* What to produce
Pull out every line with the word "окружности".

(Stored records)
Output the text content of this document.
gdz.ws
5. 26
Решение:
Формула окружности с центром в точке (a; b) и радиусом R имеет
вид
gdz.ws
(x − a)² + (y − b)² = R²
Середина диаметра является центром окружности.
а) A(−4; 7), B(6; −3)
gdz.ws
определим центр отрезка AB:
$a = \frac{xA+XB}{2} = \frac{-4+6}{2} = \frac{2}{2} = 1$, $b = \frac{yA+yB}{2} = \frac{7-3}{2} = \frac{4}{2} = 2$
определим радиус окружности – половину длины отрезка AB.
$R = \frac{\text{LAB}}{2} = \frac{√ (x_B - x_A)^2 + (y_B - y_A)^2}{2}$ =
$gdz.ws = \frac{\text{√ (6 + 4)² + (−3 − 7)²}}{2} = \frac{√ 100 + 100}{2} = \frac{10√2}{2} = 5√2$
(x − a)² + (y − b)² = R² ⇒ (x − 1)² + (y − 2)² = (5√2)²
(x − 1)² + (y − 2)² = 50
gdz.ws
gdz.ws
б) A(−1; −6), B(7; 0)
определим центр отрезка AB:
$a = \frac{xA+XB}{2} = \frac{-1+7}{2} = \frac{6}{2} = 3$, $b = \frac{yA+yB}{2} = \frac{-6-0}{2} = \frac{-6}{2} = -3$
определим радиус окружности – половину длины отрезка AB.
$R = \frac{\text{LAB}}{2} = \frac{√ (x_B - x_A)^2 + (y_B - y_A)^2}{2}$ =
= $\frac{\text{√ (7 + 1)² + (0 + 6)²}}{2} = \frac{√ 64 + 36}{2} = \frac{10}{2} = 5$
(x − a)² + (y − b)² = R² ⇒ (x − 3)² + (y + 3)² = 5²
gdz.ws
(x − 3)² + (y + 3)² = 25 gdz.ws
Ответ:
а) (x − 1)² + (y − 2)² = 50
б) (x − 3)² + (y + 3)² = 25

* Answer below
Формула окружности с центром в точке (a; b) и радиусом R имеет
Середина диаметра является центром окружности.
определим радиус окружности – половину длины отрезка AB.
определим радиус окружности – половину длины отрезка AB.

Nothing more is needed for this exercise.